• _Work to do_: Type the records out again in full, exactly.

• _Material for this exercise_:
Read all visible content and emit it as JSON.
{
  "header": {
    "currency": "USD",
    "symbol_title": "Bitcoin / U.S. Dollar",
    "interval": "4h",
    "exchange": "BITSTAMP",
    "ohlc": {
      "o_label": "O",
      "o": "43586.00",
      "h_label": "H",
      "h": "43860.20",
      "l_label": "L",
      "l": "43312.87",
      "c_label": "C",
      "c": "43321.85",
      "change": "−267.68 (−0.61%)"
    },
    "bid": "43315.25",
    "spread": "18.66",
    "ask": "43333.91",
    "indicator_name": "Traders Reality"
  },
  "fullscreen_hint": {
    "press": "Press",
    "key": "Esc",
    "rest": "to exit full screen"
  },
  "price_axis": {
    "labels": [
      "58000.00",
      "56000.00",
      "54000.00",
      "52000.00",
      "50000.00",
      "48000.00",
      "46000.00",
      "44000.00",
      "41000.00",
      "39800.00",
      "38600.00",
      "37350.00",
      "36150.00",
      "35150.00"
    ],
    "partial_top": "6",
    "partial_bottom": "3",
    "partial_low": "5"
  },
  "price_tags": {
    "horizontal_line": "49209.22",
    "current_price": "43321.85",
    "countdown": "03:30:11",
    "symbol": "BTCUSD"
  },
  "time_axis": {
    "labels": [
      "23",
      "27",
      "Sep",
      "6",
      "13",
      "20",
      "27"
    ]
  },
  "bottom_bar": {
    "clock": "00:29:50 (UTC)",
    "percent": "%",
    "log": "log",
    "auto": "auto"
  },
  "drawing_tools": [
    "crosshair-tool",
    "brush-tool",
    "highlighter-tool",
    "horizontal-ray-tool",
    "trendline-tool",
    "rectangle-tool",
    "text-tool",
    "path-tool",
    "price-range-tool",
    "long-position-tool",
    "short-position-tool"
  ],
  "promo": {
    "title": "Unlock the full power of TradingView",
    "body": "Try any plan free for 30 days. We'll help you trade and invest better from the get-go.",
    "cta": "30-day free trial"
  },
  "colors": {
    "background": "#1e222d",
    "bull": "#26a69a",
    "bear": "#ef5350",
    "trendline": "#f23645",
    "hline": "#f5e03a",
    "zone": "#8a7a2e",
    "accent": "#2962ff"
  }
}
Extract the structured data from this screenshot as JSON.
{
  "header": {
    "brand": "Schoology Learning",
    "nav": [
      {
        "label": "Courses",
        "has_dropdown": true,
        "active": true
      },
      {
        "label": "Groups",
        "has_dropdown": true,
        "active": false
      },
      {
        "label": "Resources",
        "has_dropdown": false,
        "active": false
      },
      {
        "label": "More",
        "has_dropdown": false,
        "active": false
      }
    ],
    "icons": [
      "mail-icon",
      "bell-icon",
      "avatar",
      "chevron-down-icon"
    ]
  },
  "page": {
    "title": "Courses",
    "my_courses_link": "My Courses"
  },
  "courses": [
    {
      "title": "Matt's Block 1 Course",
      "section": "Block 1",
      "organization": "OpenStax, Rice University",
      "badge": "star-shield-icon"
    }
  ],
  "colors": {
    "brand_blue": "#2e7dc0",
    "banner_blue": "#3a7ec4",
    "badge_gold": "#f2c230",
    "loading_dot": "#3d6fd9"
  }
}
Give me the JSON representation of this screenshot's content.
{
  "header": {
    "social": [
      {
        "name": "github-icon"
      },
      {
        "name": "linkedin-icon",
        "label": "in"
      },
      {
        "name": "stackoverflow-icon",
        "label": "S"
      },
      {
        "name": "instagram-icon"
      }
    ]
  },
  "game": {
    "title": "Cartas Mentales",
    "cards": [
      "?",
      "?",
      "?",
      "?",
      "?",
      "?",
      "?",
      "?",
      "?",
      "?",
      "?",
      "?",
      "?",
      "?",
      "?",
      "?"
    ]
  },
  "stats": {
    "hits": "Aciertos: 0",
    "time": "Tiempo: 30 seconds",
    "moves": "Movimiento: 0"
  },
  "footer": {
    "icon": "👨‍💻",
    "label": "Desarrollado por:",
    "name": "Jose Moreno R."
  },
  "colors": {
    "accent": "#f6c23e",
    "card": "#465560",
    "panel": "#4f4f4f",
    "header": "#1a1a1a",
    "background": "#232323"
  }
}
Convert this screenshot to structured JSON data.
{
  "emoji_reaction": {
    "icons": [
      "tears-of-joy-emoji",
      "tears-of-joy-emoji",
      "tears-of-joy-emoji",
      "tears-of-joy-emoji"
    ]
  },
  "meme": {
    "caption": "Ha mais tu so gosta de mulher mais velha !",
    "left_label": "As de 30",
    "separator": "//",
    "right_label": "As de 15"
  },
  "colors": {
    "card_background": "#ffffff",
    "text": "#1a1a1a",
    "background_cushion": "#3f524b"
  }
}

• _The answer_:
Read all visible content and emit it as JSON.
{
  "header": {
    "currency": "USD",
    "symbol_title": "Bitcoin / U.S. Dollar",
    "interval": "4h",
    "exchange": "BITSTAMP",
    "ohlc": {
      "o_label": "O",
      "o": "43586.00",
      "h_label": "H",
      "h": "43860.20",
      "l_label": "L",
      "l": "43312.87",
      "c_label": "C",
      "c": "43321.85",
      "change": "−267.68 (−0.61%)"
    },
    "bid": "43315.25",
    "spread": "18.66",
    "ask": "43333.91",
    "indicator_name": "Traders Reality"
  },
  "fullscreen_hint": {
    "press": "Press",
    "key": "Esc",
    "rest": "to exit full screen"
  },
  "price_axis": {
    "labels": [
      "58000.00",
      "56000.00",
      "54000.00",
      "52000.00",
      "50000.00",
      "48000.00",
      "46000.00",
      "44000.00",
      "41000.00",
      "39800.00",
      "38600.00",
      "37350.00",
      "36150.00",
      "35150.00"
    ],
    "partial_top": "6",
    "partial_bottom": "3",
    "partial_low": "5"
  },
  "price_tags": {
    "horizontal_line": "49209.22",
    "current_price": "43321.85",
    "countdown": "03:30:11",
    "symbol": "BTCUSD"
  },
  "time_axis": {
    "labels": [
      "23",
      "27",
      "Sep",
      "6",
      "13",
      "20",
      "27"
    ]
  },
  "bottom_bar": {
    "clock": "00:29:50 (UTC)",
    "percent": "%",
    "log": "log",
    "auto": "auto"
  },
  "drawing_tools": [
    "crosshair-tool",
    "brush-tool",
    "highlighter-tool",
    "horizontal-ray-tool",
    "trendline-tool",
    "rectangle-tool",
    "text-tool",
    "path-tool",
    "price-range-tool",
    "long-position-tool",
    "short-position-tool"
  ],
  "promo": {
    "title": "Unlock the full power of TradingView",
    "body": "Try any plan free for 30 days. We'll help you trade and invest better from the get-go.",
    "cta": "30-day free trial"
  },
  "colors": {
    "background": "#1e222d",
    "bull": "#26a69a",
    "bear": "#ef5350",
    "trendline": "#f23645",
    "hline": "#f5e03a",
    "zone": "#8a7a2e",
    "accent": "#2962ff"
  }
}
Extract the structured data from this screenshot as JSON.
{
  "header": {
    "brand": "Schoology Learning",
    "nav": [
      {
        "label": "Courses",
        "has_dropdown": true,
        "active": true
      },
      {
        "label": "Groups",
        "has_dropdown": true,
        "active": false
      },
      {
        "label": "Resources",
        "has_dropdown": false,
        "active": false
      },
      {
        "label": "More",
        "has_dropdown": false,
        "active": false
      }
    ],
    "icons": [
      "mail-icon",
      "bell-icon",
      "avatar",
      "chevron-down-icon"
    ]
  },
  "page": {
    "title": "Courses",
    "my_courses_link": "My Courses"
  },
  "courses": [
    {
      "title": "Matt's Block 1 Course",
      "section": "Block 1",
      "organization": "OpenStax, Rice University",
      "badge": "star-shield-icon"
    }
  ],
  "colors": {
    "brand_blue": "#2e7dc0",
    "banner_blue": "#3a7ec4",
    "badge_gold": "#f2c230",
    "loading_dot": "#3d6fd9"
  }
}
Give me the JSON representation of this screenshot's content.
{
  "header": {
    "social": [
      {
        "name": "github-icon"
      },
      {
        "name": "linkedin-icon",
        "label": "in"
      },
      {
        "name": "stackoverflow-icon",
        "label": "S"
      },
      {
        "name": "instagram-icon"
      }
    ]
  },
  "game": {
    "title": "Cartas Mentales",
    "cards": [
      "?",
      "?",
      "?",
      "?",
      "?",
      "?",
      "?",
      "?",
      "?",
      "?",
      "?",
      "?",
      "?",
      "?",
      "?",
      "?"
    ]
  },
  "stats": {
    "hits": "Aciertos: 0",
    "time": "Tiempo: 30 seconds",
    "moves": "Movimiento: 0"
  },
  "footer": {
    "icon": "👨‍💻",
    "label": "Desarrollado por:",
    "name": "Jose Moreno R."
  },
  "colors": {
    "accent": "#f6c23e",
    "card": "#465560",
    "panel": "#4f4f4f",
    "header": "#1a1a1a",
    "background": "#232323"
  }
}
Convert this screenshot to structured JSON data.
{
  "emoji_reaction": {
    "icons": [
      "tears-of-joy-emoji",
      "tears-of-joy-emoji",
      "tears-of-joy-emoji",
      "tears-of-joy-emoji"
    ]
  },
  "meme": {
    "caption": "Ha mais tu so gosta de mulher mais velha !",
    "left_label": "As de 30",
    "separator": "//",
    "right_label": "As de 15"
  },
  "colors": {
    "card_background": "#ffffff",
    "text": "#1a1a1a",
    "background_cushion": "#3f524b"
  }
}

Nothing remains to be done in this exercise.